(Items from a dataset)

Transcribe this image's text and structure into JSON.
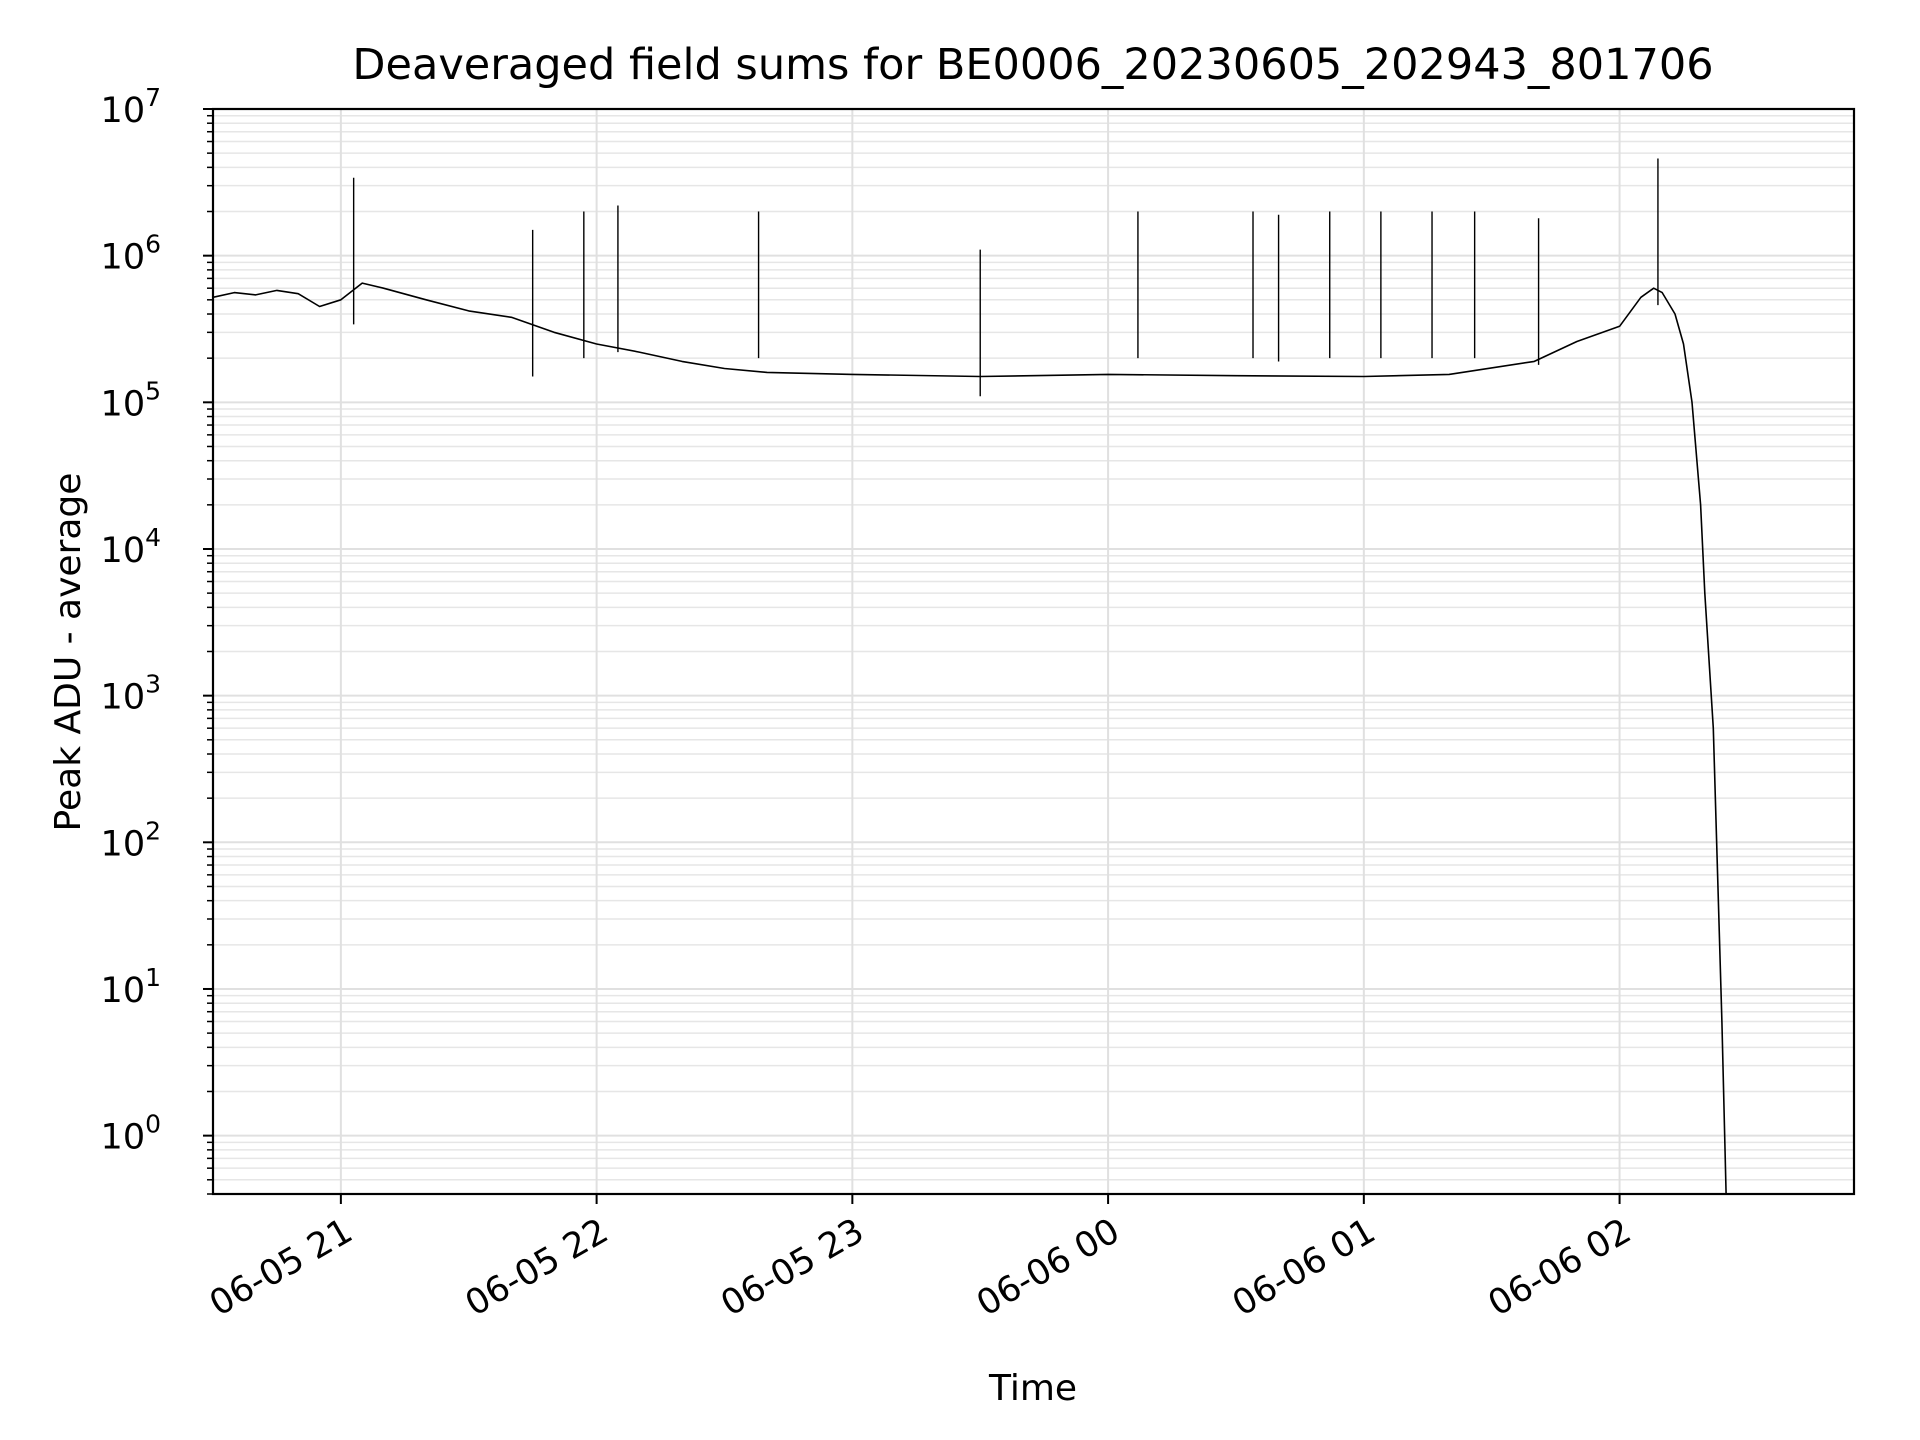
{
  "chart_data": {
    "type": "line",
    "title": "Deaveraged field sums for BE0006_20230605_202943_801706",
    "xlabel": "Time",
    "ylabel": "Peak ADU - average",
    "yscale": "log",
    "ylim": [
      0.4,
      10000000
    ],
    "xlim": [
      "2023-06-05 20:30",
      "2023-06-06 02:55"
    ],
    "grid": true,
    "grid_color": "#e0e0e0",
    "line_color": "#000000",
    "x_ticks": [
      {
        "x": "2023-06-05 21:00",
        "label": "06-05 21"
      },
      {
        "x": "2023-06-05 22:00",
        "label": "06-05 22"
      },
      {
        "x": "2023-06-05 23:00",
        "label": "06-05 23"
      },
      {
        "x": "2023-06-06 00:00",
        "label": "06-06 00"
      },
      {
        "x": "2023-06-06 01:00",
        "label": "06-06 01"
      },
      {
        "x": "2023-06-06 02:00",
        "label": "06-06 02"
      }
    ],
    "y_ticks": [
      {
        "y": 1,
        "base": "10",
        "exp": "0"
      },
      {
        "y": 10,
        "base": "10",
        "exp": "1"
      },
      {
        "y": 100,
        "base": "10",
        "exp": "2"
      },
      {
        "y": 1000,
        "base": "10",
        "exp": "3"
      },
      {
        "y": 10000,
        "base": "10",
        "exp": "4"
      },
      {
        "y": 100000,
        "base": "10",
        "exp": "5"
      },
      {
        "y": 1000000,
        "base": "10",
        "exp": "6"
      },
      {
        "y": 10000000,
        "base": "10",
        "exp": "7"
      }
    ],
    "series": [
      {
        "points": [
          [
            "2023-06-05 20:30",
            520000
          ],
          [
            "2023-06-05 20:35",
            560000
          ],
          [
            "2023-06-05 20:40",
            540000
          ],
          [
            "2023-06-05 20:45",
            580000
          ],
          [
            "2023-06-05 20:50",
            550000
          ],
          [
            "2023-06-05 20:55",
            450000
          ],
          [
            "2023-06-05 21:00",
            500000
          ],
          [
            "2023-06-05 21:05",
            650000
          ],
          [
            "2023-06-05 21:10",
            600000
          ],
          [
            "2023-06-05 21:20",
            500000
          ],
          [
            "2023-06-05 21:30",
            420000
          ],
          [
            "2023-06-05 21:40",
            380000
          ],
          [
            "2023-06-05 21:50",
            300000
          ],
          [
            "2023-06-05 22:00",
            250000
          ],
          [
            "2023-06-05 22:10",
            220000
          ],
          [
            "2023-06-05 22:20",
            190000
          ],
          [
            "2023-06-05 22:30",
            170000
          ],
          [
            "2023-06-05 22:40",
            160000
          ],
          [
            "2023-06-05 23:00",
            155000
          ],
          [
            "2023-06-05 23:30",
            150000
          ],
          [
            "2023-06-06 00:00",
            155000
          ],
          [
            "2023-06-06 00:30",
            152000
          ],
          [
            "2023-06-06 01:00",
            150000
          ],
          [
            "2023-06-06 01:20",
            155000
          ],
          [
            "2023-06-06 01:40",
            190000
          ],
          [
            "2023-06-06 01:50",
            260000
          ],
          [
            "2023-06-06 02:00",
            330000
          ],
          [
            "2023-06-06 02:05",
            520000
          ],
          [
            "2023-06-06 02:08",
            600000
          ],
          [
            "2023-06-06 02:10",
            560000
          ],
          [
            "2023-06-06 02:13",
            400000
          ],
          [
            "2023-06-06 02:15",
            250000
          ],
          [
            "2023-06-06 02:17",
            100000
          ],
          [
            "2023-06-06 02:19",
            20000
          ],
          [
            "2023-06-06 02:20",
            5000
          ],
          [
            "2023-06-06 02:22",
            600
          ],
          [
            "2023-06-06 02:23",
            60
          ],
          [
            "2023-06-06 02:24",
            6
          ],
          [
            "2023-06-06 02:25",
            0.4
          ]
        ],
        "spikes": [
          [
            "2023-06-05 21:03",
            3400000
          ],
          [
            "2023-06-05 21:45",
            1500000
          ],
          [
            "2023-06-05 21:57",
            2000000
          ],
          [
            "2023-06-05 22:05",
            2200000
          ],
          [
            "2023-06-05 22:38",
            2000000
          ],
          [
            "2023-06-05 23:30",
            1100000
          ],
          [
            "2023-06-06 00:07",
            2000000
          ],
          [
            "2023-06-06 00:40",
            1900000
          ],
          [
            "2023-06-06 00:34",
            2000000
          ],
          [
            "2023-06-06 00:52",
            2000000
          ],
          [
            "2023-06-06 01:04",
            2000000
          ],
          [
            "2023-06-06 01:16",
            2000000
          ],
          [
            "2023-06-06 01:26",
            2000000
          ],
          [
            "2023-06-06 01:41",
            1800000
          ],
          [
            "2023-06-06 02:09",
            4600000
          ]
        ]
      }
    ]
  }
}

> _Directions_
Each record above should come back exactly the same, only without its pictures.

> _Final result_
Transcribe this image's text and structure into JSON.
{
  "chart_data": {
    "type": "line",
    "title": "Deaveraged field sums for BE0006_20230605_202943_801706",
    "xlabel": "Time",
    "ylabel": "Peak ADU - average",
    "yscale": "log",
    "ylim": [
      0.4,
      10000000
    ],
    "xlim": [
      "2023-06-05 20:30",
      "2023-06-06 02:55"
    ],
    "grid": true,
    "grid_color": "#e0e0e0",
    "line_color": "#000000",
    "x_ticks": [
      {
        "x": "2023-06-05 21:00",
        "label": "06-05 21"
      },
      {
        "x": "2023-06-05 22:00",
        "label": "06-05 22"
      },
      {
        "x": "2023-06-05 23:00",
        "label": "06-05 23"
      },
      {
        "x": "2023-06-06 00:00",
        "label": "06-06 00"
      },
      {
        "x": "2023-06-06 01:00",
        "label": "06-06 01"
      },
      {
        "x": "2023-06-06 02:00",
        "label": "06-06 02"
      }
    ],
    "y_ticks": [
      {
        "y": 1,
        "base": "10",
        "exp": "0"
      },
      {
        "y": 10,
        "base": "10",
        "exp": "1"
      },
      {
        "y": 100,
        "base": "10",
        "exp": "2"
      },
      {
        "y": 1000,
        "base": "10",
        "exp": "3"
      },
      {
        "y": 10000,
        "base": "10",
        "exp": "4"
      },
      {
        "y": 100000,
        "base": "10",
        "exp": "5"
      },
      {
        "y": 1000000,
        "base": "10",
        "exp": "6"
      },
      {
        "y": 10000000,
        "base": "10",
        "exp": "7"
      }
    ],
    "series": [
      {
        "points": [
          [
            "2023-06-05 20:30",
            520000
          ],
          [
            "2023-06-05 20:35",
            560000
          ],
          [
            "2023-06-05 20:40",
            540000
          ],
          [
            "2023-06-05 20:45",
            580000
          ],
          [
            "2023-06-05 20:50",
            550000
          ],
          [
            "2023-06-05 20:55",
            450000
          ],
          [
            "2023-06-05 21:00",
            500000
          ],
          [
            "2023-06-05 21:05",
            650000
          ],
          [
            "2023-06-05 21:10",
            600000
          ],
          [
            "2023-06-05 21:20",
            500000
          ],
          [
            "2023-06-05 21:30",
            420000
          ],
          [
            "2023-06-05 21:40",
            380000
          ],
          [
            "2023-06-05 21:50",
            300000
          ],
          [
            "2023-06-05 22:00",
            250000
          ],
          [
            "2023-06-05 22:10",
            220000
          ],
          [
            "2023-06-05 22:20",
            190000
          ],
          [
            "2023-06-05 22:30",
            170000
          ],
          [
            "2023-06-05 22:40",
            160000
          ],
          [
            "2023-06-05 23:00",
            155000
          ],
          [
            "2023-06-05 23:30",
            150000
          ],
          [
            "2023-06-06 00:00",
            155000
          ],
          [
            "2023-06-06 00:30",
            152000
          ],
          [
            "2023-06-06 01:00",
            150000
          ],
          [
            "2023-06-06 01:20",
            155000
          ],
          [
            "2023-06-06 01:40",
            190000
          ],
          [
            "2023-06-06 01:50",
            260000
          ],
          [
            "2023-06-06 02:00",
            330000
          ],
          [
            "2023-06-06 02:05",
            520000
          ],
          [
            "2023-06-06 02:08",
            600000
          ],
          [
            "2023-06-06 02:10",
            560000
          ],
          [
            "2023-06-06 02:13",
            400000
          ],
          [
            "2023-06-06 02:15",
            250000
          ],
          [
            "2023-06-06 02:17",
            100000
          ],
          [
            "2023-06-06 02:19",
            20000
          ],
          [
            "2023-06-06 02:20",
            5000
          ],
          [
            "2023-06-06 02:22",
            600
          ],
          [
            "2023-06-06 02:23",
            60
          ],
          [
            "2023-06-06 02:24",
            6
          ],
          [
            "2023-06-06 02:25",
            0.4
          ]
        ],
        "spikes": [
          [
            "2023-06-05 21:03",
            3400000
          ],
          [
            "2023-06-05 21:45",
            1500000
          ],
          [
            "2023-06-05 21:57",
            2000000
          ],
          [
            "2023-06-05 22:05",
            2200000
          ],
          [
            "2023-06-05 22:38",
            2000000
          ],
          [
            "2023-06-05 23:30",
            1100000
          ],
          [
            "2023-06-06 00:07",
            2000000
          ],
          [
            "2023-06-06 00:40",
            1900000
          ],
          [
            "2023-06-06 00:34",
            2000000
          ],
          [
            "2023-06-06 00:52",
            2000000
          ],
          [
            "2023-06-06 01:04",
            2000000
          ],
          [
            "2023-06-06 01:16",
            2000000
          ],
          [
            "2023-06-06 01:26",
            2000000
          ],
          [
            "2023-06-06 01:41",
            1800000
          ],
          [
            "2023-06-06 02:09",
            4600000
          ]
        ]
      }
    ]
  }
}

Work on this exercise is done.